[START MATERIAL]
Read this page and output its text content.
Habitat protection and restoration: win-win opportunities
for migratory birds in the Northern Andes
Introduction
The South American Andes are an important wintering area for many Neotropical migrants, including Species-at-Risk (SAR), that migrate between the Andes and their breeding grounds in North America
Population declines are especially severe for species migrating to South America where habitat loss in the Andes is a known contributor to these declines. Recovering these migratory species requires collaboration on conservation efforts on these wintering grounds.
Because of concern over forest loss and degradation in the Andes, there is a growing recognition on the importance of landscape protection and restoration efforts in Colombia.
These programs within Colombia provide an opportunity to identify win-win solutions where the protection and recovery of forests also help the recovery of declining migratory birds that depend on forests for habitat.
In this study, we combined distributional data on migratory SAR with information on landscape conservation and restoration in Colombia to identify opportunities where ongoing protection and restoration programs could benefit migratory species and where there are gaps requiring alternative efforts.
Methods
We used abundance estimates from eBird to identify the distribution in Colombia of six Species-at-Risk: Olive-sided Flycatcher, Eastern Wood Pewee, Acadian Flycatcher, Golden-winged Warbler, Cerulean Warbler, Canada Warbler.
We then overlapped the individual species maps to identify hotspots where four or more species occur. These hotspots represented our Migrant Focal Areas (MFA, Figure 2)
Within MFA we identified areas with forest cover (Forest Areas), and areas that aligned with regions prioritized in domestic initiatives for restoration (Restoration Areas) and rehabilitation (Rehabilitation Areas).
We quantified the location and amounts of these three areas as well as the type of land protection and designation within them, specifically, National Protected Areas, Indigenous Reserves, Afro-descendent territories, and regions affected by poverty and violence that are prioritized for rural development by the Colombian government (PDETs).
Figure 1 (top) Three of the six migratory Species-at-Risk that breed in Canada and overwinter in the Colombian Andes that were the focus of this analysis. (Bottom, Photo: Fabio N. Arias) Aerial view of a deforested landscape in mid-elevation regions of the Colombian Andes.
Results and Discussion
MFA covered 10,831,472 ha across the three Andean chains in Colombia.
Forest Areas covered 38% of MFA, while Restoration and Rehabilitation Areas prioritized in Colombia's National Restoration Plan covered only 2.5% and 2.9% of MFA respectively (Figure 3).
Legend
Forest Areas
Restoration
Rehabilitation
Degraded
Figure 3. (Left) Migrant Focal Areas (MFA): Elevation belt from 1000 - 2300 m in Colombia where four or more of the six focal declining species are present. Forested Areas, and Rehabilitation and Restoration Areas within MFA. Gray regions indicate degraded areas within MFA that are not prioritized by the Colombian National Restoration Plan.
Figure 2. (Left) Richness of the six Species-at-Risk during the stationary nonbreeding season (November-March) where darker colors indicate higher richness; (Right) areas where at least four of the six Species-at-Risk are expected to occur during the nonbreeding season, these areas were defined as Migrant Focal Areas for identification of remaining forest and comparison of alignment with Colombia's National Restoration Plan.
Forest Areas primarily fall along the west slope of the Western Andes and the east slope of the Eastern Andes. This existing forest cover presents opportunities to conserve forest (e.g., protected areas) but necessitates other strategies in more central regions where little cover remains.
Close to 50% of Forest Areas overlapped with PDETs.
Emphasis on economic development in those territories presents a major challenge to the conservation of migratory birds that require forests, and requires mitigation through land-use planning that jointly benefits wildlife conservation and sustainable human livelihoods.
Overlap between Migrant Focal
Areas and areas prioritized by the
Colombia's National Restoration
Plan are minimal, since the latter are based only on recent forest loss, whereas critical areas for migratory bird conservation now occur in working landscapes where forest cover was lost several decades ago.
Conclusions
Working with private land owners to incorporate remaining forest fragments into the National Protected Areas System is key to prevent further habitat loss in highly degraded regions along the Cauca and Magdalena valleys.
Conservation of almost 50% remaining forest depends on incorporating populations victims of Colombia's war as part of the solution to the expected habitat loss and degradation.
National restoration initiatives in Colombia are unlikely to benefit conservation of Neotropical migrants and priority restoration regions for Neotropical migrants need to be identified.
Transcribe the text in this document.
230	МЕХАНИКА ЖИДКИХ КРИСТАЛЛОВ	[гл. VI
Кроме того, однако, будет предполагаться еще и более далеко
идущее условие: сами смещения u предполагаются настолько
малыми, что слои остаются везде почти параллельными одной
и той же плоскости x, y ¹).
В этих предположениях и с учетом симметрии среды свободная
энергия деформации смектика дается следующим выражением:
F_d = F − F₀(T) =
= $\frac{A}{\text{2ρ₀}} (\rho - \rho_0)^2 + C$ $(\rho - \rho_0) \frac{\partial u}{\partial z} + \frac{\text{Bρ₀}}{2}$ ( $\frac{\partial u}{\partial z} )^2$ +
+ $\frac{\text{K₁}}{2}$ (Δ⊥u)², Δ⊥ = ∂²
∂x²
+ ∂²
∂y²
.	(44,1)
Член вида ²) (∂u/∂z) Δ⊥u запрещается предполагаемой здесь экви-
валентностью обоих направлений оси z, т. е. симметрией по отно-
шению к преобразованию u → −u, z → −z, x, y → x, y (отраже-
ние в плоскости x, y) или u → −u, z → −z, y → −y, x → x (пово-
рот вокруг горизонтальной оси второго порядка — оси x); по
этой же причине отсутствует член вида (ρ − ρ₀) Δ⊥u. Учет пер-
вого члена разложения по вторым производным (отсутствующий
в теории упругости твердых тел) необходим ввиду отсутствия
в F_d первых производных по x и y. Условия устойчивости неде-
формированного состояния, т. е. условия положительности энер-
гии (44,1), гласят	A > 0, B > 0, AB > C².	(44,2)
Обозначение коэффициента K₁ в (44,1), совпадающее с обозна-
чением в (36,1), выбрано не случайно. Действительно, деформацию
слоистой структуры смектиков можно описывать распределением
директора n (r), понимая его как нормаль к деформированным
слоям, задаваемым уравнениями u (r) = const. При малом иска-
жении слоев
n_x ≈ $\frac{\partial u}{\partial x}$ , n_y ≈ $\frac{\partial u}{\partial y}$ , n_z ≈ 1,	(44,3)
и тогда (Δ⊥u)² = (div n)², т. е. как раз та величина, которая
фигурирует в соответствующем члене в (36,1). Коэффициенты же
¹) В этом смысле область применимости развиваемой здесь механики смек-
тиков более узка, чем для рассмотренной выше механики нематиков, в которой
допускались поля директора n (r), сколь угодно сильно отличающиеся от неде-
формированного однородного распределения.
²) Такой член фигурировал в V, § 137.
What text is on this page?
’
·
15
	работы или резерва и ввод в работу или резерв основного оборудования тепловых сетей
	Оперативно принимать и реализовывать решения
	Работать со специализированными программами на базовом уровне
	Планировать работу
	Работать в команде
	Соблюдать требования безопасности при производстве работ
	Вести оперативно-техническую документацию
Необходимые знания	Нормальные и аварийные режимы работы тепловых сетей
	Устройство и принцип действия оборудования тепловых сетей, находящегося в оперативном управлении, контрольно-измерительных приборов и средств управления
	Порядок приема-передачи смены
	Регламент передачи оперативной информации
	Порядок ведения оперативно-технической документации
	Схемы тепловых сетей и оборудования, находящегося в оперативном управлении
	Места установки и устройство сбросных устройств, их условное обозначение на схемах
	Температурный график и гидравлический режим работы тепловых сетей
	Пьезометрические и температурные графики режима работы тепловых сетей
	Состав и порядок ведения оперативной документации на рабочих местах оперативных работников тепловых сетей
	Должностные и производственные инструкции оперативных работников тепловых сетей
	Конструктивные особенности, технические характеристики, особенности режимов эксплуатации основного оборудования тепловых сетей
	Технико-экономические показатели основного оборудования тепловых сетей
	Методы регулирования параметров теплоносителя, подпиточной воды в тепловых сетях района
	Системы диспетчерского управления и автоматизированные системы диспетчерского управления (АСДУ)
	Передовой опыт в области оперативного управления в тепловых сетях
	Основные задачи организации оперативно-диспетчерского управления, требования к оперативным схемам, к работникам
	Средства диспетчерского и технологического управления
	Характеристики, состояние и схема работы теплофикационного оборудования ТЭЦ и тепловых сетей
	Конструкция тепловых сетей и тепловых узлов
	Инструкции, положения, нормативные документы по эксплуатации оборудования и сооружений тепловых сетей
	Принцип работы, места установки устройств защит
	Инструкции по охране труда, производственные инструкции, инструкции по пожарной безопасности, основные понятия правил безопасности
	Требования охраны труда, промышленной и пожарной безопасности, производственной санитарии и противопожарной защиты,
[END MATERIAL]
- TO DO -
Copy each line from the data above that includes "формированного".

- RESULT OF THIS EXERCISE -
формированного состояния, т. е. условия положительности энер-
формированного однородного распределения.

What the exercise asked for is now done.